## Start RAW DATA
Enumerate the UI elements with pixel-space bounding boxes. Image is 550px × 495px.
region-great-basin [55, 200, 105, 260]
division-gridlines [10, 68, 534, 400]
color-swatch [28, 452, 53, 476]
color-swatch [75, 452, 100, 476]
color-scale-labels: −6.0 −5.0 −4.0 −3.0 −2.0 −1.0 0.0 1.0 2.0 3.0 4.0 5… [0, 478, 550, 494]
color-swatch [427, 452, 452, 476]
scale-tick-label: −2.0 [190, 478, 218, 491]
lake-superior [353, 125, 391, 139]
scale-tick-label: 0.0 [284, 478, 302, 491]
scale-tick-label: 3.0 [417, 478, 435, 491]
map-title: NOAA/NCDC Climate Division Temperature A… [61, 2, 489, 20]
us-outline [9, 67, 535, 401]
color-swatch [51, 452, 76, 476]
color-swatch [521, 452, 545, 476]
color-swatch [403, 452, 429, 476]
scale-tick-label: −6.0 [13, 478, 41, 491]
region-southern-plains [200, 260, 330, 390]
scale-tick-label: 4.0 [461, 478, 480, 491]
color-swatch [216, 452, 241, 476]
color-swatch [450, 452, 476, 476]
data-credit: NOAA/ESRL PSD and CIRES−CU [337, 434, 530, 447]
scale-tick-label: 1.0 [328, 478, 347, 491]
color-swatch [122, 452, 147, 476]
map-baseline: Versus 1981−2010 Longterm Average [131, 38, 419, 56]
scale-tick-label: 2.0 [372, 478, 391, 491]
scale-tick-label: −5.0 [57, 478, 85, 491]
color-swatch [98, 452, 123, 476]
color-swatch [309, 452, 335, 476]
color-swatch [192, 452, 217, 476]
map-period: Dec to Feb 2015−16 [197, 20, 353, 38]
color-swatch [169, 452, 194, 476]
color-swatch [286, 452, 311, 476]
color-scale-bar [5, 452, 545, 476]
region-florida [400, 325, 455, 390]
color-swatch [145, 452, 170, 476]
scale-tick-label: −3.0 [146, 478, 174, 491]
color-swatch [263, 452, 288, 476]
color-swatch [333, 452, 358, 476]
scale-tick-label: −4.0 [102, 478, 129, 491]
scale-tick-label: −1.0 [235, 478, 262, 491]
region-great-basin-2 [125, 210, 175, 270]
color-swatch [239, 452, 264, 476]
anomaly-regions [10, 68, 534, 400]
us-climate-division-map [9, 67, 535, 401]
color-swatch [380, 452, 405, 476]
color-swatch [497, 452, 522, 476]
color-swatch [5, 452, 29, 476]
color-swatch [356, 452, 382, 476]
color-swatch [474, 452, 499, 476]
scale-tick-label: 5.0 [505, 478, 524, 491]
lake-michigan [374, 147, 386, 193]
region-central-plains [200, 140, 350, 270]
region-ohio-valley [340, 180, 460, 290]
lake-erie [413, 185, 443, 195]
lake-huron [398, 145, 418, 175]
## End RAW DATA
Could you retype the entries above word for word, keeping every line as it is?

**RESULT OF THE EXERCISE**
Enumerate the UI elements with pixel-space bounding boxes. Image is 550px × 495px.
region-great-basin [55, 200, 105, 260]
division-gridlines [10, 68, 534, 400]
color-swatch [28, 452, 53, 476]
color-swatch [75, 452, 100, 476]
color-scale-labels: −6.0 −5.0 −4.0 −3.0 −2.0 −1.0 0.0 1.0 2.0 3.0 4.0 5… [0, 478, 550, 494]
color-swatch [427, 452, 452, 476]
scale-tick-label: −2.0 [190, 478, 218, 491]
lake-superior [353, 125, 391, 139]
scale-tick-label: 0.0 [284, 478, 302, 491]
scale-tick-label: 3.0 [417, 478, 435, 491]
map-title: NOAA/NCDC Climate Division Temperature A… [61, 2, 489, 20]
us-outline [9, 67, 535, 401]
color-swatch [51, 452, 76, 476]
color-swatch [521, 452, 545, 476]
color-swatch [403, 452, 429, 476]
scale-tick-label: −6.0 [13, 478, 41, 491]
region-southern-plains [200, 260, 330, 390]
scale-tick-label: 4.0 [461, 478, 480, 491]
color-swatch [216, 452, 241, 476]
color-swatch [450, 452, 476, 476]
data-credit: NOAA/ESRL PSD and CIRES−CU [337, 434, 530, 447]
scale-tick-label: 1.0 [328, 478, 347, 491]
color-swatch [122, 452, 147, 476]
map-baseline: Versus 1981−2010 Longterm Average [131, 38, 419, 56]
scale-tick-label: 2.0 [372, 478, 391, 491]
scale-tick-label: −5.0 [57, 478, 85, 491]
color-swatch [98, 452, 123, 476]
color-swatch [309, 452, 335, 476]
color-swatch [192, 452, 217, 476]
map-period: Dec to Feb 2015−16 [197, 20, 353, 38]
color-swatch [169, 452, 194, 476]
color-swatch [286, 452, 311, 476]
color-scale-bar [5, 452, 545, 476]
region-florida [400, 325, 455, 390]
color-swatch [145, 452, 170, 476]
scale-tick-label: −3.0 [146, 478, 174, 491]
color-swatch [263, 452, 288, 476]
color-swatch [333, 452, 358, 476]
scale-tick-label: −4.0 [102, 478, 129, 491]
scale-tick-label: −1.0 [235, 478, 262, 491]
region-great-basin-2 [125, 210, 175, 270]
color-swatch [239, 452, 264, 476]
anomaly-regions [10, 68, 534, 400]
us-climate-division-map [9, 67, 535, 401]
color-swatch [380, 452, 405, 476]
color-swatch [497, 452, 522, 476]
color-swatch [5, 452, 29, 476]
color-swatch [356, 452, 382, 476]
color-swatch [474, 452, 499, 476]
scale-tick-label: 5.0 [505, 478, 524, 491]
lake-michigan [374, 147, 386, 193]
region-central-plains [200, 140, 350, 270]
region-ohio-valley [340, 180, 460, 290]
lake-erie [413, 185, 443, 195]
lake-huron [398, 145, 418, 175]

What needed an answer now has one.